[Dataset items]
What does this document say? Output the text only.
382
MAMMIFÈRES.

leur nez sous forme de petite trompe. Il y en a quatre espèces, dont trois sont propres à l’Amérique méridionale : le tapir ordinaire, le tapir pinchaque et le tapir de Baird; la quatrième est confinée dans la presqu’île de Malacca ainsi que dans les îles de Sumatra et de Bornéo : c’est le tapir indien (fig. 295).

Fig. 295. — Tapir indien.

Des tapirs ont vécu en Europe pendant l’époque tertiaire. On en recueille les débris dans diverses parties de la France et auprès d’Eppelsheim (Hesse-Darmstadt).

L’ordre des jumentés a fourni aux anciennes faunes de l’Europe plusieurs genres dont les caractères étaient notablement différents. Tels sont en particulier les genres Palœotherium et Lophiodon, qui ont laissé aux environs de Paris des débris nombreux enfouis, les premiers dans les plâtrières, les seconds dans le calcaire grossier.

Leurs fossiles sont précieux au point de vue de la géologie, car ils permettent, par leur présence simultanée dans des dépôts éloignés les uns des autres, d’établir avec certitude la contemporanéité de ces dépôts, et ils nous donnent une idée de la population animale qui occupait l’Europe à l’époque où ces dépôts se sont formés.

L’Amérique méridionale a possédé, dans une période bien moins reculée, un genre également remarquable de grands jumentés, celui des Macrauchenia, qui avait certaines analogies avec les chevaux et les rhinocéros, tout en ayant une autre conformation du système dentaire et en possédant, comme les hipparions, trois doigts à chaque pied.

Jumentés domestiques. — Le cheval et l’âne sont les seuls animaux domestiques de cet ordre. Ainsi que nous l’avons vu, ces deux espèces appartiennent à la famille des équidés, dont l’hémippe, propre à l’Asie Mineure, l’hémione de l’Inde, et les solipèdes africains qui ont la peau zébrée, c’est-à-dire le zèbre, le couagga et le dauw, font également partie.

Given instruction: Restate the listing in full, word for word.

Answer below:
What does this document say? Output the text only.
382
MAMMIFÈRES.

leur nez sous forme de petite trompe. Il y en a quatre espèces, dont trois sont propres à l’Amérique méridionale : le tapir ordinaire, le tapir pinchaque et le tapir de Baird; la quatrième est confinée dans la presqu’île de Malacca ainsi que dans les îles de Sumatra et de Bornéo : c’est le tapir indien (fig. 295).

Fig. 295. — Tapir indien.

Des tapirs ont vécu en Europe pendant l’époque tertiaire. On en recueille les débris dans diverses parties de la France et auprès d’Eppelsheim (Hesse-Darmstadt).

L’ordre des jumentés a fourni aux anciennes faunes de l’Europe plusieurs genres dont les caractères étaient notablement différents. Tels sont en particulier les genres Palœotherium et Lophiodon, qui ont laissé aux environs de Paris des débris nombreux enfouis, les premiers dans les plâtrières, les seconds dans le calcaire grossier.

Leurs fossiles sont précieux au point de vue de la géologie, car ils permettent, par leur présence simultanée dans des dépôts éloignés les uns des autres, d’établir avec certitude la contemporanéité de ces dépôts, et ils nous donnent une idée de la population animale qui occupait l’Europe à l’époque où ces dépôts se sont formés.

L’Amérique méridionale a possédé, dans une période bien moins reculée, un genre également remarquable de grands jumentés, celui des Macrauchenia, qui avait certaines analogies avec les chevaux et les rhinocéros, tout en ayant une autre conformation du système dentaire et en possédant, comme les hipparions, trois doigts à chaque pied.

Jumentés domestiques. — Le cheval et l’âne sont les seuls animaux domestiques de cet ordre. Ainsi que nous l’avons vu, ces deux espèces appartiennent à la famille des équidés, dont l’hémippe, propre à l’Asie Mineure, l’hémione de l’Inde, et les solipèdes africains qui ont la peau zébrée, c’est-à-dire le zèbre, le couagga et le dauw, font également partie.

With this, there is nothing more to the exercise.